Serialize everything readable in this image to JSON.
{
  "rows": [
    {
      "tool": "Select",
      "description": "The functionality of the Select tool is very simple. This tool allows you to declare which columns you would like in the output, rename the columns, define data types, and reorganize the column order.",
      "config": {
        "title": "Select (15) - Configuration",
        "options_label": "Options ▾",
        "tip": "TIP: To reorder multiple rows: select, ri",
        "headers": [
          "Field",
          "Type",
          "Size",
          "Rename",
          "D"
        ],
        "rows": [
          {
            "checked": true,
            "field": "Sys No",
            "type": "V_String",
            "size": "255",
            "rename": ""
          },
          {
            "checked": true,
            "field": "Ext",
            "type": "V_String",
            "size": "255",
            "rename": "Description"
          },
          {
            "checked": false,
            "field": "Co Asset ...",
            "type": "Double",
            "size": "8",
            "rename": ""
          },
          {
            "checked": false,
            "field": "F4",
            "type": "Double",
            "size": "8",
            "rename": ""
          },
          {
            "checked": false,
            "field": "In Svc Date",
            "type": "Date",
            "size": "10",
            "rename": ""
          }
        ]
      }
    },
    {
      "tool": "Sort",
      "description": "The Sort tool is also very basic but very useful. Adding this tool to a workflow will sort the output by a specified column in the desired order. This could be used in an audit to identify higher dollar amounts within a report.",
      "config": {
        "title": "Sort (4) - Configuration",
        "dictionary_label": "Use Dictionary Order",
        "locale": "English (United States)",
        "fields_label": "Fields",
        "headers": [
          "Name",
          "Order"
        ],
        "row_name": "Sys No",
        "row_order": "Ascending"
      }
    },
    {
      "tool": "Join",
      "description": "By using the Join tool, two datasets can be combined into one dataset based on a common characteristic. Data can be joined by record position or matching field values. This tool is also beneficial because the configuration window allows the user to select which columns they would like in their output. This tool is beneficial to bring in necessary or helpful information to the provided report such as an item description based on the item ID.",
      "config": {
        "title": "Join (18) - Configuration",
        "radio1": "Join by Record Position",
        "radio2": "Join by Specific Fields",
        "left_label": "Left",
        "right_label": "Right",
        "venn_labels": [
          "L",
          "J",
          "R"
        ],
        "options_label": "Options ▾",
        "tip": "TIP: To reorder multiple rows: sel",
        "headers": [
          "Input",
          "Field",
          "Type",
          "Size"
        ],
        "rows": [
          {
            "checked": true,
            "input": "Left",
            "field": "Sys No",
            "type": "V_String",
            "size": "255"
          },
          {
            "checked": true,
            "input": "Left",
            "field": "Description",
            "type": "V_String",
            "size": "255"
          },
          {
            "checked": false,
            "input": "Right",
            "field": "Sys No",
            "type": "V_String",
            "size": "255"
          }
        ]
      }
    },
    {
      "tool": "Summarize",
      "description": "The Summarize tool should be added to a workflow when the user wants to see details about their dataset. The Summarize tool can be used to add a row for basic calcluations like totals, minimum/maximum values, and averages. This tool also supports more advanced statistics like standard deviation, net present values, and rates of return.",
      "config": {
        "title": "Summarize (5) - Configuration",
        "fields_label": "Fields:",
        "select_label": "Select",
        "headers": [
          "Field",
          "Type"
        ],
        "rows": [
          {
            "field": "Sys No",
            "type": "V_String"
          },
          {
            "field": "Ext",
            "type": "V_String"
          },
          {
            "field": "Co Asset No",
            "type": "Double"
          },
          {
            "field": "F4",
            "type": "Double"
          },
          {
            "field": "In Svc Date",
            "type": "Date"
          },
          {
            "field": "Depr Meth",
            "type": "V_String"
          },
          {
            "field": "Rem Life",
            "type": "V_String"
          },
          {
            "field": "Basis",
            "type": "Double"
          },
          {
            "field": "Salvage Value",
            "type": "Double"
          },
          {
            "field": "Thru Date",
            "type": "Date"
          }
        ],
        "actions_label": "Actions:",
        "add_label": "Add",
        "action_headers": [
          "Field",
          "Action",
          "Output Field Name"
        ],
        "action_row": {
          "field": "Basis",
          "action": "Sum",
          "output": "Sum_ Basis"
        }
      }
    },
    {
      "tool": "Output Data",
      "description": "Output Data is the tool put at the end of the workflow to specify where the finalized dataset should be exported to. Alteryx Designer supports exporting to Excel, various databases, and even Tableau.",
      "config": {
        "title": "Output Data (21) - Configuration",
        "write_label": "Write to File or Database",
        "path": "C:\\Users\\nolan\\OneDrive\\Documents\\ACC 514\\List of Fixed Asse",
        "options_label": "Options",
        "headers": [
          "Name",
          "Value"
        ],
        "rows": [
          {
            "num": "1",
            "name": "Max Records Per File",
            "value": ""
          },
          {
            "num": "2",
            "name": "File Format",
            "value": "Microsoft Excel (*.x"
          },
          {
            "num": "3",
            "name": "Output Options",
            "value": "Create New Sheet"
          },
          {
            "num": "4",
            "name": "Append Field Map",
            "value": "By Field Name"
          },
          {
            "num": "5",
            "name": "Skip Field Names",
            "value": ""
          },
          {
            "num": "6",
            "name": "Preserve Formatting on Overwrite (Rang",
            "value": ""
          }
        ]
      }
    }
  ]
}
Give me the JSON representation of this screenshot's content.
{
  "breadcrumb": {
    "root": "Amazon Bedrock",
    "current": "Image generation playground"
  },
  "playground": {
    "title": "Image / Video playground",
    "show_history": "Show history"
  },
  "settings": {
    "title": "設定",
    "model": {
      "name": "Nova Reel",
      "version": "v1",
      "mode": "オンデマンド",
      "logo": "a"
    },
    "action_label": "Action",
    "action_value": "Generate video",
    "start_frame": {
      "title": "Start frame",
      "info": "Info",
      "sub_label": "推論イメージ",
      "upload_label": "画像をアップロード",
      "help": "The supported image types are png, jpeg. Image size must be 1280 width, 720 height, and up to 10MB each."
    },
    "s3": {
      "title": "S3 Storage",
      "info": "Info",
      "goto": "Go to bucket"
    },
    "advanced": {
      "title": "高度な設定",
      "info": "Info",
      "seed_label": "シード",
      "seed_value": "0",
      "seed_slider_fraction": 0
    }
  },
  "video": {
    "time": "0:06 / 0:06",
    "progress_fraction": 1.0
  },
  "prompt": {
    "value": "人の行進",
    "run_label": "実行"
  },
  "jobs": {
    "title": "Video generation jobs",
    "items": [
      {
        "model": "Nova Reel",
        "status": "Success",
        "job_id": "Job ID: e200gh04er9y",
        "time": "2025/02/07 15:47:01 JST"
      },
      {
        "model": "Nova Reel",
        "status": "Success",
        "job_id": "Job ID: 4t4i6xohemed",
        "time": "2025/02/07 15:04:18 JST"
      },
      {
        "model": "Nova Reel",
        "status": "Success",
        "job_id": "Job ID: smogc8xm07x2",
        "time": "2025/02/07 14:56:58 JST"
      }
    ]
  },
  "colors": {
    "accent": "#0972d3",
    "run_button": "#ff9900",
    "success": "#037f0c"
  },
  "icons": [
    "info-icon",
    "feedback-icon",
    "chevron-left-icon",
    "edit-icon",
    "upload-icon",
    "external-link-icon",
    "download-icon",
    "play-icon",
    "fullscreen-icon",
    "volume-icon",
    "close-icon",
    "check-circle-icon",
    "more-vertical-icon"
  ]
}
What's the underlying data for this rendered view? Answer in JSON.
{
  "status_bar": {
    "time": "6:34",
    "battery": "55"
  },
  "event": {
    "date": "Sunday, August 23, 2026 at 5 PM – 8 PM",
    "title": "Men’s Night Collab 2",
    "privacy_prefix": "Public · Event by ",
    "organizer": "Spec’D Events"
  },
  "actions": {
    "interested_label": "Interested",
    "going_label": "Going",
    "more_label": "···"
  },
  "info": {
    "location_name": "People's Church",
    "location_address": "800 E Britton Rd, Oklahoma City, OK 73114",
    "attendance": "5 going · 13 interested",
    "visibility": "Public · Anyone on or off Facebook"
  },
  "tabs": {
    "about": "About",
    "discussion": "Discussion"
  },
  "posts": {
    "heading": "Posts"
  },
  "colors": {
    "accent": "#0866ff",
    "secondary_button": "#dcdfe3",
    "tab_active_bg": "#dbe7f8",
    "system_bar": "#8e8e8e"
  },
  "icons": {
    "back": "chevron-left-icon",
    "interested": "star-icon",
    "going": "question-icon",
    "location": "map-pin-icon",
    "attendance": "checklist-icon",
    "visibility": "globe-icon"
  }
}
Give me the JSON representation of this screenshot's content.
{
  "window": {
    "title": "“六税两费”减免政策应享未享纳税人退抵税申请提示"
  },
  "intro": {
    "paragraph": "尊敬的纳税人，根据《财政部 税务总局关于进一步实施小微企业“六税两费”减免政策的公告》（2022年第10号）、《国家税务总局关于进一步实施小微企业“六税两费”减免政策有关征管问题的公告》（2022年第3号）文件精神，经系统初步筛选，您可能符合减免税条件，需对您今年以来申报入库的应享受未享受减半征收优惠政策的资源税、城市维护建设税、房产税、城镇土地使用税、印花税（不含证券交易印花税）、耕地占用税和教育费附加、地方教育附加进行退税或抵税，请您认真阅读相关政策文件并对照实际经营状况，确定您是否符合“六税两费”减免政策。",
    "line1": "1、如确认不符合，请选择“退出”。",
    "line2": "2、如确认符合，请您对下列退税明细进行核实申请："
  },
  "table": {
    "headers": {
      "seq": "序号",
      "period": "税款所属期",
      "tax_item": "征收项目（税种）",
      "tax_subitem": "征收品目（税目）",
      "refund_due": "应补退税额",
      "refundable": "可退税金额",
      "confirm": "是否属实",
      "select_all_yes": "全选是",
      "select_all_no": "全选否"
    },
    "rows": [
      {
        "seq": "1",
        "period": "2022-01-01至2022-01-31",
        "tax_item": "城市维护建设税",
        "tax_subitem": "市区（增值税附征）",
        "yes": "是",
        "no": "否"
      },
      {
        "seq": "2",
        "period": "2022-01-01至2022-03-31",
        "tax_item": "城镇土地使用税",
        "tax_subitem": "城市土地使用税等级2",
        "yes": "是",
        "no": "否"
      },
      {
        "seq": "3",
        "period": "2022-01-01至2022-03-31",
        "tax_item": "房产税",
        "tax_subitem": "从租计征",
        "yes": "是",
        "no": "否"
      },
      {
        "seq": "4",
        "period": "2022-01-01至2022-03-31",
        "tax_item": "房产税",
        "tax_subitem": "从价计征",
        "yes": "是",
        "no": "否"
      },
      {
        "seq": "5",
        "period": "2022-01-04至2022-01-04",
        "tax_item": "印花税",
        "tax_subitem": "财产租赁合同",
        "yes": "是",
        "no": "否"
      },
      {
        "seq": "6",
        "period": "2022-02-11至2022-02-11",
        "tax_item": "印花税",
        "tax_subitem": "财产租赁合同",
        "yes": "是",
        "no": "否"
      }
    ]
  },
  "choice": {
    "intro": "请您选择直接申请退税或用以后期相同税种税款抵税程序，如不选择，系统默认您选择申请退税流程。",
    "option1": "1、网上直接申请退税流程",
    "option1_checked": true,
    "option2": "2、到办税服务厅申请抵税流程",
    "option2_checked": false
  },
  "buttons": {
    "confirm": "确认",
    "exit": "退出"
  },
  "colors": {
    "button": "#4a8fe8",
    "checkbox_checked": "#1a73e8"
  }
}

What is expected ::
Gather up the lines that contain the word "intro".

Finished task ::
  "intro": {
    "intro": "请您选择直接申请退税或用以后期相同税种税款抵税程序，如不选择，系统默认您选择申请退税流程。",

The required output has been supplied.